--- DATA LINES ---

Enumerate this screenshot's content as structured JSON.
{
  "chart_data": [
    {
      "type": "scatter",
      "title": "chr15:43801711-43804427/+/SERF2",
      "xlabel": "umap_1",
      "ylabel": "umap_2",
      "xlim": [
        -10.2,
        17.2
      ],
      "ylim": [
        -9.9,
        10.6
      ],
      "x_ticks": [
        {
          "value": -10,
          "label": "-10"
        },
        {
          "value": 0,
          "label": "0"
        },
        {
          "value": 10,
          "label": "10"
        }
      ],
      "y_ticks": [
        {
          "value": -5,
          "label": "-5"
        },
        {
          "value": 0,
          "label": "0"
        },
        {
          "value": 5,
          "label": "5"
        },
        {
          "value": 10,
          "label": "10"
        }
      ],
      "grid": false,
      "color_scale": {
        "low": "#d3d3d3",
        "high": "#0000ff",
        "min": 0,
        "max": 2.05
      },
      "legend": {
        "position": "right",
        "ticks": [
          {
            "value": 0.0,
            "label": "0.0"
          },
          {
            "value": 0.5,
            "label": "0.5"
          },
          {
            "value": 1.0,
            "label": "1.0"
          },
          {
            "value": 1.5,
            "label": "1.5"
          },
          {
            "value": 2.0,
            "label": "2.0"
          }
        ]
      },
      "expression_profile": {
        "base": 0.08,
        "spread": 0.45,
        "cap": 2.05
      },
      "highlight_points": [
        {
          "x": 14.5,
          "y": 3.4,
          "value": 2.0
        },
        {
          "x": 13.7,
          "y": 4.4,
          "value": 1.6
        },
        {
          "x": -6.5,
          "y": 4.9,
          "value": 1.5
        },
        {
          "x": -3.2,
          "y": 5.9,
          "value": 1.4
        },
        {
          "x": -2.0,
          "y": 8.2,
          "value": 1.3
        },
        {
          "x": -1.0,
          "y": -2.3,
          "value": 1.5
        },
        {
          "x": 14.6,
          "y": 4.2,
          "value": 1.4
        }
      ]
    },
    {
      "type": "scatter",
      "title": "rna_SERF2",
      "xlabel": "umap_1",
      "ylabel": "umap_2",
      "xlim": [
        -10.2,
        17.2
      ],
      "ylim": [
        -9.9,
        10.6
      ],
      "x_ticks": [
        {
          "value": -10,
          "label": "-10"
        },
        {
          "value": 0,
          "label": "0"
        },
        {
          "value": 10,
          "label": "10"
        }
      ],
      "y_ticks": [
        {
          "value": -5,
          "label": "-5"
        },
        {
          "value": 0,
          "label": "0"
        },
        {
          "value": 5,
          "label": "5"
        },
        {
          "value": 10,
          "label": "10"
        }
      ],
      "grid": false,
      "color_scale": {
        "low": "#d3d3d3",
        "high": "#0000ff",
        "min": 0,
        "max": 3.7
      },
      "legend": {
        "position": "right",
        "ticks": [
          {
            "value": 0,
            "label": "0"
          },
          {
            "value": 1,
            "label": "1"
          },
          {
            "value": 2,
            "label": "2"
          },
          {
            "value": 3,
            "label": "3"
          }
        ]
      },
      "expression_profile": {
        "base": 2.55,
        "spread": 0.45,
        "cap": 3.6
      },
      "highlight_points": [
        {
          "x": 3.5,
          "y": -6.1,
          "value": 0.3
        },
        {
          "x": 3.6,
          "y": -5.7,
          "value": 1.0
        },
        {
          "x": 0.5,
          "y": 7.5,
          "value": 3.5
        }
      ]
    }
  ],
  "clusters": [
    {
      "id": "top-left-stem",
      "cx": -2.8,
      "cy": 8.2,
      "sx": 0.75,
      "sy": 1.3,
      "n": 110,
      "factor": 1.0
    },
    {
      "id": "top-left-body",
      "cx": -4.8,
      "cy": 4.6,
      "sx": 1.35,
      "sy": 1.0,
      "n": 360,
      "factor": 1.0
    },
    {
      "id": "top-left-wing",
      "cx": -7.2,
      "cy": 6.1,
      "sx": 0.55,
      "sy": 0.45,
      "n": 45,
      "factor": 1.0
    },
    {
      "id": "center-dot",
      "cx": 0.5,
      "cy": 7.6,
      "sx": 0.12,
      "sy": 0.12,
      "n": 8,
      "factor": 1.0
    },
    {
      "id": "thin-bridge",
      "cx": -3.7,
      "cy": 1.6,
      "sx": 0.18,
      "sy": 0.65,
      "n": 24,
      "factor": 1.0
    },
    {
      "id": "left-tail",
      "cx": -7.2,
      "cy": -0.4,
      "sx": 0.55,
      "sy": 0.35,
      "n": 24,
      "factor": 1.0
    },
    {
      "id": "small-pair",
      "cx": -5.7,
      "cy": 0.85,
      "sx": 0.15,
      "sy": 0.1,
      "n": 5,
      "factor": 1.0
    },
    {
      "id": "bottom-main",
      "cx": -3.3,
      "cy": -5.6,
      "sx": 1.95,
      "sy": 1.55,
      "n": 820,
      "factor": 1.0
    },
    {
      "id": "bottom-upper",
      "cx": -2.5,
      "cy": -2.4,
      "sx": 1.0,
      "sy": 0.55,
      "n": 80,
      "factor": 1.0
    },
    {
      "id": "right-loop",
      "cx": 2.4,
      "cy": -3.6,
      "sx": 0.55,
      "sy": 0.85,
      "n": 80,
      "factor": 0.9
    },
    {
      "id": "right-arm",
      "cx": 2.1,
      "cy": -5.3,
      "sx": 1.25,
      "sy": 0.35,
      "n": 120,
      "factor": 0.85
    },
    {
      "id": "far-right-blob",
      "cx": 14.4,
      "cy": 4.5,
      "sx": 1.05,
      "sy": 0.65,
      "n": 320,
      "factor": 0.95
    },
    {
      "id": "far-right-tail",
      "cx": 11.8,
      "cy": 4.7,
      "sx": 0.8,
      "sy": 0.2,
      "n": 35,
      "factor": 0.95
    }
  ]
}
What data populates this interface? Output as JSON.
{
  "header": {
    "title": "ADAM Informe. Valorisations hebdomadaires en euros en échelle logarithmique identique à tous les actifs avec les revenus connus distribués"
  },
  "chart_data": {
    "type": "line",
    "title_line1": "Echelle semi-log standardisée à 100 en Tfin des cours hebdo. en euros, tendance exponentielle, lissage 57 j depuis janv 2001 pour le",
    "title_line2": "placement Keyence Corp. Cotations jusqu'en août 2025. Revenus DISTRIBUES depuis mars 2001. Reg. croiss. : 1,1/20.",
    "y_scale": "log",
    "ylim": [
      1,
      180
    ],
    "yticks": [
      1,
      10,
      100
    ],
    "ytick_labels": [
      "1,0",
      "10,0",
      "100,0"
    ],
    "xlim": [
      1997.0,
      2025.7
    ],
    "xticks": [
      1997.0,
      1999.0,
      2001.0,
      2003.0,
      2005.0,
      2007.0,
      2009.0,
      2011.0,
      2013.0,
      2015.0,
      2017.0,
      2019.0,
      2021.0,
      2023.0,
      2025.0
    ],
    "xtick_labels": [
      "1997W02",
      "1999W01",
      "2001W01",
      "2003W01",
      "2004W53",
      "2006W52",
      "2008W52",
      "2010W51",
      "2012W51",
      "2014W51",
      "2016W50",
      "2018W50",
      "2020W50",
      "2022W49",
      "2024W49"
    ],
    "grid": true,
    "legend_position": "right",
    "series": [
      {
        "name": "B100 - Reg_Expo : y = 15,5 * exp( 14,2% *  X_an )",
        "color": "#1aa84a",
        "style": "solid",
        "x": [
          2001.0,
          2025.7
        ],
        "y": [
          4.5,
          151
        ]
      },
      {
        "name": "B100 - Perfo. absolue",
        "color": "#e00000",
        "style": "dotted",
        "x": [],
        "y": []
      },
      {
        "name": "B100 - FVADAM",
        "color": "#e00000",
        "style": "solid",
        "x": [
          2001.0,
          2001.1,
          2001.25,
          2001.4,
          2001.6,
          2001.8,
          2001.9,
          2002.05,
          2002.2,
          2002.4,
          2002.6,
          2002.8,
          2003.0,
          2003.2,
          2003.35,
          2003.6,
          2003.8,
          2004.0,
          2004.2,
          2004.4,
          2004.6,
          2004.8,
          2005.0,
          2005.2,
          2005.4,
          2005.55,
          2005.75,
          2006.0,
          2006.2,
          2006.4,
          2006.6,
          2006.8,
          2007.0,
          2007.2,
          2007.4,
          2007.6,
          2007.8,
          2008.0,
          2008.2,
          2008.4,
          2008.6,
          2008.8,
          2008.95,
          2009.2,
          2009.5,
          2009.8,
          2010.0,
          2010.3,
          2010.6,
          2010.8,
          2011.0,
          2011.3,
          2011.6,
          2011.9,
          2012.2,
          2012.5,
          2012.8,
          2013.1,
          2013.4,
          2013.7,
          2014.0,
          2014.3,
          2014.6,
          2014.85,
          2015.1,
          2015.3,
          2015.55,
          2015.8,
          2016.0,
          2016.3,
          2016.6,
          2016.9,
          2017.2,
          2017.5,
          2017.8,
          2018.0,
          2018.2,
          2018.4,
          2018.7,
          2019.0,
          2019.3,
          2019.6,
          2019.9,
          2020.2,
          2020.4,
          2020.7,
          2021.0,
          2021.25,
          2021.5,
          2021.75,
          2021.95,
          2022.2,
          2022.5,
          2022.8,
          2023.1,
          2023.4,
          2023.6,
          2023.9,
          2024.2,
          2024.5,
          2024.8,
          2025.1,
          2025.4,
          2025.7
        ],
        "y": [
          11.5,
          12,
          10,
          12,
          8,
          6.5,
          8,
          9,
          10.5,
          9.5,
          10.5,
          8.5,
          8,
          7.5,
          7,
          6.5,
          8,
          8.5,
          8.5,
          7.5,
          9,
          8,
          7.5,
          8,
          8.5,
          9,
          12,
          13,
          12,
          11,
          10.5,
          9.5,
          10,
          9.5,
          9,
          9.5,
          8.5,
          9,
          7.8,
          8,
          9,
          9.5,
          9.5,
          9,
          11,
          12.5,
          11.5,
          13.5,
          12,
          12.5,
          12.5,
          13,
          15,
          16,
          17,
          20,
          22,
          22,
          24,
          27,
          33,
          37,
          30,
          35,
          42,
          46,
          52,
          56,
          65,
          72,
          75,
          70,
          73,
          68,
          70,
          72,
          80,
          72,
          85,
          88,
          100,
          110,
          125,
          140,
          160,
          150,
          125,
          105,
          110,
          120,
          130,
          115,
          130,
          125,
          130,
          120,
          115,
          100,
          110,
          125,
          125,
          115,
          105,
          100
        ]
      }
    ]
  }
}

--- PROBLEM REQUIREMENTS ---
What is the number of lines in the data that hold the string "this"? Answer with the number only.

--- WRITTEN RESPONSE ---
2